- Exercise task: Please write out the material below word for word, leaving out the pictures.
===== Provided data
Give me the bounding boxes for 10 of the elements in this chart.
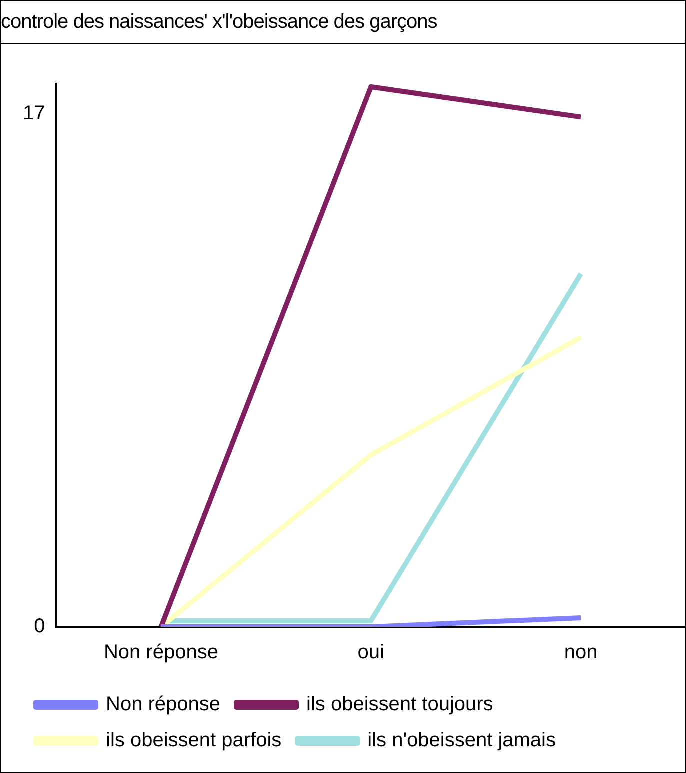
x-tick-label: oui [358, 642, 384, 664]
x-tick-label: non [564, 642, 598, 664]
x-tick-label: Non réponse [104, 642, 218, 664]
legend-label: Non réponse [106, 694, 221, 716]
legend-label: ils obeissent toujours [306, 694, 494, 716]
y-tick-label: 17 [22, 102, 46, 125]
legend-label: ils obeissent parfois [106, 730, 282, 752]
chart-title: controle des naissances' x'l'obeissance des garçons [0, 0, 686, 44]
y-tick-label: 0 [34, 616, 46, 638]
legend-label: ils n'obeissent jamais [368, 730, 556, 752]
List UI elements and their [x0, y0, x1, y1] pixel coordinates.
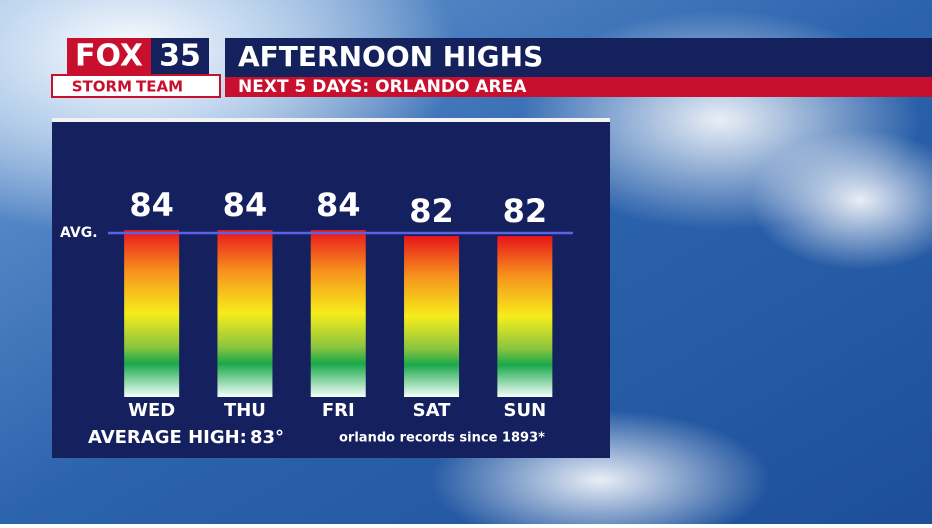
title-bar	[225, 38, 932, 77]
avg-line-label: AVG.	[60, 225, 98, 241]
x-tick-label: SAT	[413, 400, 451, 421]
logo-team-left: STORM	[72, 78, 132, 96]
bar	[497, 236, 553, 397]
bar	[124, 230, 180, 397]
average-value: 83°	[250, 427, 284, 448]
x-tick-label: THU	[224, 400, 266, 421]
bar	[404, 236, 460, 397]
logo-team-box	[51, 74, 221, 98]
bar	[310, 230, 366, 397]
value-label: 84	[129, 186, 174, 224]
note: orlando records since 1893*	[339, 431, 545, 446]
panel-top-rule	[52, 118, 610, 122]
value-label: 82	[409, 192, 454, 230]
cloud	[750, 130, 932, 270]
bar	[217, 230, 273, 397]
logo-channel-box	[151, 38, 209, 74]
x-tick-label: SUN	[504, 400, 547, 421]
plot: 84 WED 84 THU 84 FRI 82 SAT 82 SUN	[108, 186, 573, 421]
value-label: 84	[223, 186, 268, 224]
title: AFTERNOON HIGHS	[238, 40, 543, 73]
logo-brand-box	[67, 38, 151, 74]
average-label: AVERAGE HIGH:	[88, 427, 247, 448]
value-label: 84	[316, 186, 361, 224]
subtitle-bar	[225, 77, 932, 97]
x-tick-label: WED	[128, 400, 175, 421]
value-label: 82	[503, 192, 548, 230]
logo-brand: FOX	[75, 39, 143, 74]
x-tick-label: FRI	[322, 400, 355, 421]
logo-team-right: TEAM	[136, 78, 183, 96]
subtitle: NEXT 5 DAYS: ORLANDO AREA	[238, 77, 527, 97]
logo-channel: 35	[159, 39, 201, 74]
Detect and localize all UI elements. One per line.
==========
- Task result:
Give me the bounding boxes for 10 of the elements in this chart.
x-tick-label: oui [358, 642, 384, 664]
x-tick-label: non [564, 642, 598, 664]
x-tick-label: Non réponse [104, 642, 218, 664]
legend-label: Non réponse [106, 694, 221, 716]
legend-label: ils obeissent toujours [306, 694, 494, 716]
y-tick-label: 17 [22, 102, 46, 125]
legend-label: ils obeissent parfois [106, 730, 282, 752]
chart-title: controle des naissances' x'l'obeissance des garçons [0, 0, 686, 44]
y-tick-label: 0 [34, 616, 46, 638]
legend-label: ils n'obeissent jamais [368, 730, 556, 752]
List UI elements and their [x0, y0, x1, y1] pixel coordinates.
title-bar	[225, 38, 932, 77]
avg-line-label: AVG.	[60, 225, 98, 241]
x-tick-label: SAT	[413, 400, 451, 421]
logo-team-left: STORM	[72, 78, 132, 96]
bar	[497, 236, 553, 397]
bar	[124, 230, 180, 397]
average-value: 83°	[250, 427, 284, 448]
x-tick-label: THU	[224, 400, 266, 421]
bar	[404, 236, 460, 397]
logo-team-box	[51, 74, 221, 98]
bar	[310, 230, 366, 397]
value-label: 84	[129, 186, 174, 224]
note: orlando records since 1893*	[339, 431, 545, 446]
panel-top-rule	[52, 118, 610, 122]
value-label: 82	[409, 192, 454, 230]
cloud	[750, 130, 932, 270]
bar	[217, 230, 273, 397]
logo-channel-box	[151, 38, 209, 74]
x-tick-label: SUN	[504, 400, 547, 421]
plot: 84 WED 84 THU 84 FRI 82 SAT 82 SUN	[108, 186, 573, 421]
value-label: 84	[223, 186, 268, 224]
title: AFTERNOON HIGHS	[238, 40, 543, 73]
logo-brand-box	[67, 38, 151, 74]
average-label: AVERAGE HIGH:	[88, 427, 247, 448]
value-label: 84	[316, 186, 361, 224]
subtitle-bar	[225, 77, 932, 97]
x-tick-label: WED	[128, 400, 175, 421]
value-label: 82	[503, 192, 548, 230]
logo-brand: FOX	[75, 39, 143, 74]
x-tick-label: FRI	[322, 400, 355, 421]
logo-team-right: TEAM	[136, 78, 183, 96]
subtitle: NEXT 5 DAYS: ORLANDO AREA	[238, 77, 527, 97]
logo-channel: 35	[159, 39, 201, 74]
Detect and localize all UI elements. One per line.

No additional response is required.